» **REQUEST**: All of the data below should be written out exactly.

[Extracted records]
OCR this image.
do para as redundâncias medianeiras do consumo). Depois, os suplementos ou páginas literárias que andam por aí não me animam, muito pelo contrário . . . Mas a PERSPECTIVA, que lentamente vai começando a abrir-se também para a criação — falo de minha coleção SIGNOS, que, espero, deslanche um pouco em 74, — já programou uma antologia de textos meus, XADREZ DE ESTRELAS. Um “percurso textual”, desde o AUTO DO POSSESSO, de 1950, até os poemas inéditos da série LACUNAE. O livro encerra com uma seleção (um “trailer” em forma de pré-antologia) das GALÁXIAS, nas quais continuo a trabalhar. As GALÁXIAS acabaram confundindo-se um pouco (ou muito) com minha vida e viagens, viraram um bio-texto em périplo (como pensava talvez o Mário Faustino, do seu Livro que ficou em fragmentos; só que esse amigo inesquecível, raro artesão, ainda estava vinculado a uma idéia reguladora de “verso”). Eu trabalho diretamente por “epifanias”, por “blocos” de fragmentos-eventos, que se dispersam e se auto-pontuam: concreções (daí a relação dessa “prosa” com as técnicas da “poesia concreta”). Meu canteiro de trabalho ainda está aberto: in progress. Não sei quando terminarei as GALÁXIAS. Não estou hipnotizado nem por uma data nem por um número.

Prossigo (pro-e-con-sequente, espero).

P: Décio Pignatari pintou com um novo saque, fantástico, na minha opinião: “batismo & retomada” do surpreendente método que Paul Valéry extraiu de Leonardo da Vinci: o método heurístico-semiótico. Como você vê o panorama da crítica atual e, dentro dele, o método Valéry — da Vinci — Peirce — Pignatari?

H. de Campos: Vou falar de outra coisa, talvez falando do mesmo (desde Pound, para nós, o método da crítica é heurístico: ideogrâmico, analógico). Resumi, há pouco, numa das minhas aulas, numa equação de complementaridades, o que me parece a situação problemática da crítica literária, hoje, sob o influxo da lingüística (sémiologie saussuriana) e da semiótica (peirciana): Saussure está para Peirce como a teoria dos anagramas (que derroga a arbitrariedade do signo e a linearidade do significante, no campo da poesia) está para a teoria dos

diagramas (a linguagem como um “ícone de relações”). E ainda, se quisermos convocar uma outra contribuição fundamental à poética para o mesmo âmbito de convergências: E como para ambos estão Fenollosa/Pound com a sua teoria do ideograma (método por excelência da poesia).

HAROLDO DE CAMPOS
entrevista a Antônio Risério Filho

» **RESPONSE**:
OCR this image.
do para as redundâncias medianeiras do consumo). Depois, os suplementos ou páginas literárias que andam por aí não me animam, muito pelo contrário . . . Mas a PERSPECTIVA, que lentamente vai começando a abrir-se também para a criação — falo de minha coleção SIGNOS, que, espero, deslanche um pouco em 74, — já programou uma antologia de textos meus, XADREZ DE ESTRELAS. Um “percurso textual”, desde o AUTO DO POSSESSO, de 1950, até os poemas inéditos da série LACUNAE. O livro encerra com uma seleção (um “trailer” em forma de pré-antologia) das GALÁXIAS, nas quais continuo a trabalhar. As GALÁXIAS acabaram confundindo-se um pouco (ou muito) com minha vida e viagens, viraram um bio-texto em périplo (como pensava talvez o Mário Faustino, do seu Livro que ficou em fragmentos; só que esse amigo inesquecível, raro artesão, ainda estava vinculado a uma idéia reguladora de “verso”). Eu trabalho diretamente por “epifanias”, por “blocos” de fragmentos-eventos, que se dispersam e se auto-pontuam: concreções (daí a relação dessa “prosa” com as técnicas da “poesia concreta”). Meu canteiro de trabalho ainda está aberto: in progress. Não sei quando terminarei as GALÁXIAS. Não estou hipnotizado nem por uma data nem por um número.

Prossigo (pro-e-con-sequente, espero).

P: Décio Pignatari pintou com um novo saque, fantástico, na minha opinião: “batismo & retomada” do surpreendente método que Paul Valéry extraiu de Leonardo da Vinci: o método heurístico-semiótico. Como você vê o panorama da crítica atual e, dentro dele, o método Valéry — da Vinci — Peirce — Pignatari?

H. de Campos: Vou falar de outra coisa, talvez falando do mesmo (desde Pound, para nós, o método da crítica é heurístico: ideogrâmico, analógico). Resumi, há pouco, numa das minhas aulas, numa equação de complementaridades, o que me parece a situação problemática da crítica literária, hoje, sob o influxo da lingüística (sémiologie saussuriana) e da semiótica (peirciana): Saussure está para Peirce como a teoria dos anagramas (que derroga a arbitrariedade do signo e a linearidade do significante, no campo da poesia) está para a teoria dos

diagramas (a linguagem como um “ícone de relações”). E ainda, se quisermos convocar uma outra contribuição fundamental à poética para o mesmo âmbito de convergências: E como para ambos estão Fenollosa/Pound com a sua teoria do ideograma (método por excelência da poesia).

HAROLDO DE CAMPOS
entrevista a Antônio Risério Filho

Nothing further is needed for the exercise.